▶ [WHAT YOU WILL DO] Report how many lines hold the word "this"; give nothing but the number.

** BEGIN INFORMATION SHOWN **

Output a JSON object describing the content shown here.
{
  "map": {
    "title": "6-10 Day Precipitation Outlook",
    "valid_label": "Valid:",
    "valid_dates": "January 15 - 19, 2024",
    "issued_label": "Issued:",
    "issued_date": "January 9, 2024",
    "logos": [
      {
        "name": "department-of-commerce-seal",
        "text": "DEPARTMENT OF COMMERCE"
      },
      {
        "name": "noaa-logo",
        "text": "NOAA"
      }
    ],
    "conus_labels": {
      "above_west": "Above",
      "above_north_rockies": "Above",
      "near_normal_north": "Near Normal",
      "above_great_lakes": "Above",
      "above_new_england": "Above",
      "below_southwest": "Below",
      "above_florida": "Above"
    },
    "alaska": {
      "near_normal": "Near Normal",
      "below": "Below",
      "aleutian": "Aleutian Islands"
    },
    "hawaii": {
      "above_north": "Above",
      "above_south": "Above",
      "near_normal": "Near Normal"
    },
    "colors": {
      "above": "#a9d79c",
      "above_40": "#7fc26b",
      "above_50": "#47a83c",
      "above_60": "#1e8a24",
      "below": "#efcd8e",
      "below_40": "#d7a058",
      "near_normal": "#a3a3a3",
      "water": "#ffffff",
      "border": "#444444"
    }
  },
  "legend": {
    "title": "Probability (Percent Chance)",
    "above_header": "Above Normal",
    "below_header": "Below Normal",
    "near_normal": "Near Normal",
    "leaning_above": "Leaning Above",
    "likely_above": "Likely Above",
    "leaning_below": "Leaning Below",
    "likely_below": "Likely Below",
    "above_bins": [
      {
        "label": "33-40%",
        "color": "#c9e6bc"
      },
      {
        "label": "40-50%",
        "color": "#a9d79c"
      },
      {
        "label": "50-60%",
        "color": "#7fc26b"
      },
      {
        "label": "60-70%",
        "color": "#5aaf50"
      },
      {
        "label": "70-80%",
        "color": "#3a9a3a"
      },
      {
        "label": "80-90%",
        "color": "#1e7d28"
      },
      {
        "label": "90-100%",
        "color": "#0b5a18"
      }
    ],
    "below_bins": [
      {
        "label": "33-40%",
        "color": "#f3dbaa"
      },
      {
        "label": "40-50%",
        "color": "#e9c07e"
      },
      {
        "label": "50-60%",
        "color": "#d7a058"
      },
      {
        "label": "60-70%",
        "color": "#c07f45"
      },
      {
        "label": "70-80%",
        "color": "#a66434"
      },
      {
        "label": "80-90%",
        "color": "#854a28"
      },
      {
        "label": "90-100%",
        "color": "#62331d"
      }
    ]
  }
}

** END INFORMATION SHOWN **
** BEGIN INFORMATION SHOWN **

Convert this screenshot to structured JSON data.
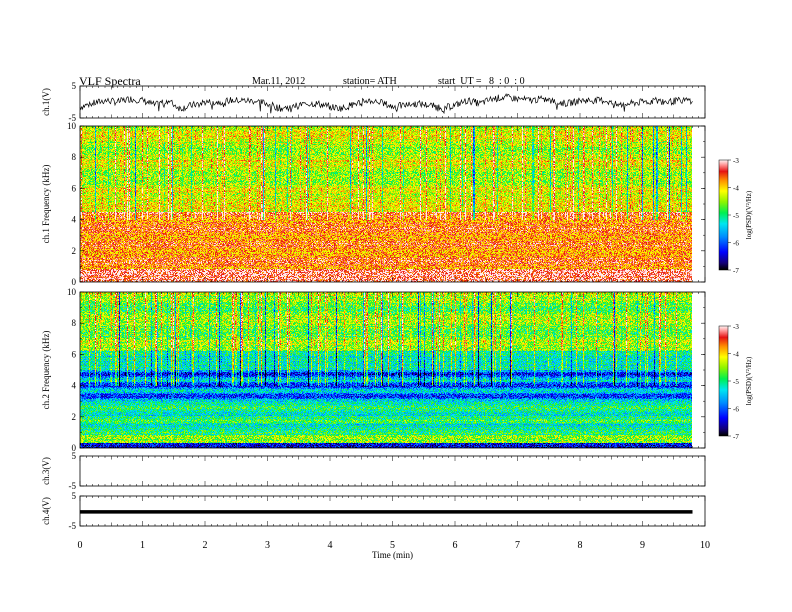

** END INFORMATION SHOWN **
** BEGIN INFORMATION SHOWN **

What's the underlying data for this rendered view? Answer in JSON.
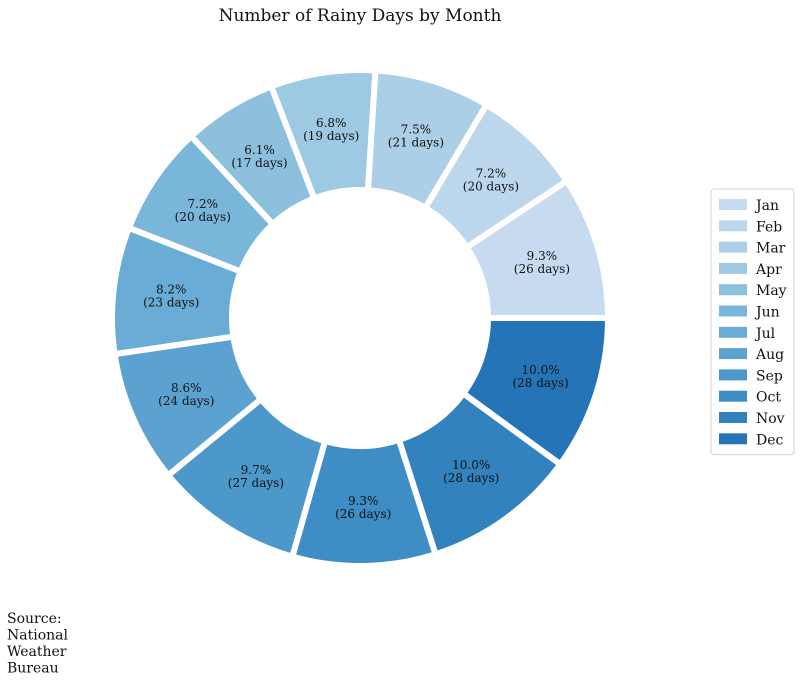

** END INFORMATION SHOWN **

▶ [RESULT] 2